**SUPPLIED RECORDS:**
+ + + + +

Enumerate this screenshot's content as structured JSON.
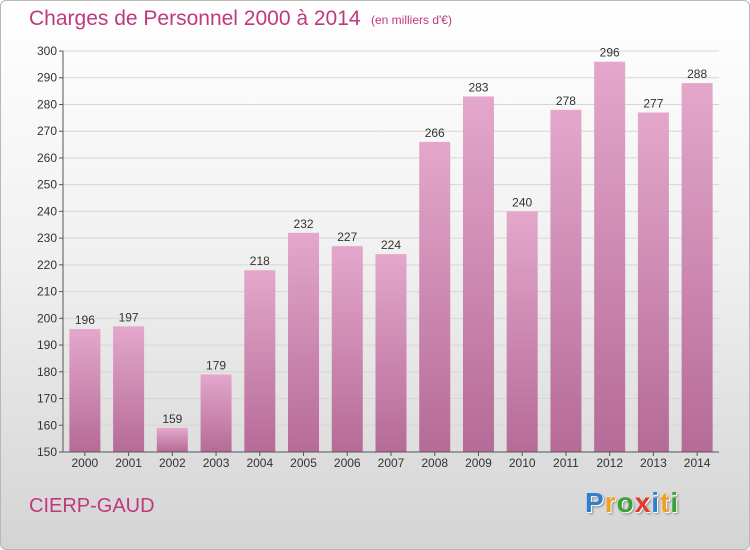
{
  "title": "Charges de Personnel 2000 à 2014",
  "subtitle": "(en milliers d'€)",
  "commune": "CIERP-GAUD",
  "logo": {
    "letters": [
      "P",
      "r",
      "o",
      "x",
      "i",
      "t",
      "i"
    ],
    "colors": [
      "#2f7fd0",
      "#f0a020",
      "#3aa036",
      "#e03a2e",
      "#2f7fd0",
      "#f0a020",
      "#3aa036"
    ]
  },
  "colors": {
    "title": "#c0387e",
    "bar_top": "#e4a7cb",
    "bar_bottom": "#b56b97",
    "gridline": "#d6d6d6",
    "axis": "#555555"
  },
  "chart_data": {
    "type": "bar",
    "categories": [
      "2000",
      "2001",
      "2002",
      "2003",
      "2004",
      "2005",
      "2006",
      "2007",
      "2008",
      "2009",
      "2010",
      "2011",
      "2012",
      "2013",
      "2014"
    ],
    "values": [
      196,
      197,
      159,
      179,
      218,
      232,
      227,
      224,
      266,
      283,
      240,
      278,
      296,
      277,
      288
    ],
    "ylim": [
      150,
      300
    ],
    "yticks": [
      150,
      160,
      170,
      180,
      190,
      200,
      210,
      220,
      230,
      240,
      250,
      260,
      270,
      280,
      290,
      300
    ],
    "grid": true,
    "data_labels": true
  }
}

+ + + + +

**THE PROBLEM:** All of the data needs repeating exactly, but the pictures do not.

**TASK RESPONSE:**
Enumerate this screenshot's content as structured JSON.
{
  "title": "Charges de Personnel 2000 à 2014",
  "subtitle": "(en milliers d'€)",
  "commune": "CIERP-GAUD",
  "logo": {
    "letters": [
      "P",
      "r",
      "o",
      "x",
      "i",
      "t",
      "i"
    ],
    "colors": [
      "#2f7fd0",
      "#f0a020",
      "#3aa036",
      "#e03a2e",
      "#2f7fd0",
      "#f0a020",
      "#3aa036"
    ]
  },
  "colors": {
    "title": "#c0387e",
    "bar_top": "#e4a7cb",
    "bar_bottom": "#b56b97",
    "gridline": "#d6d6d6",
    "axis": "#555555"
  },
  "chart_data": {
    "type": "bar",
    "categories": [
      "2000",
      "2001",
      "2002",
      "2003",
      "2004",
      "2005",
      "2006",
      "2007",
      "2008",
      "2009",
      "2010",
      "2011",
      "2012",
      "2013",
      "2014"
    ],
    "values": [
      196,
      197,
      159,
      179,
      218,
      232,
      227,
      224,
      266,
      283,
      240,
      278,
      296,
      277,
      288
    ],
    "ylim": [
      150,
      300
    ],
    "yticks": [
      150,
      160,
      170,
      180,
      190,
      200,
      210,
      220,
      230,
      240,
      250,
      260,
      270,
      280,
      290,
      300
    ],
    "grid": true,
    "data_labels": true
  }
}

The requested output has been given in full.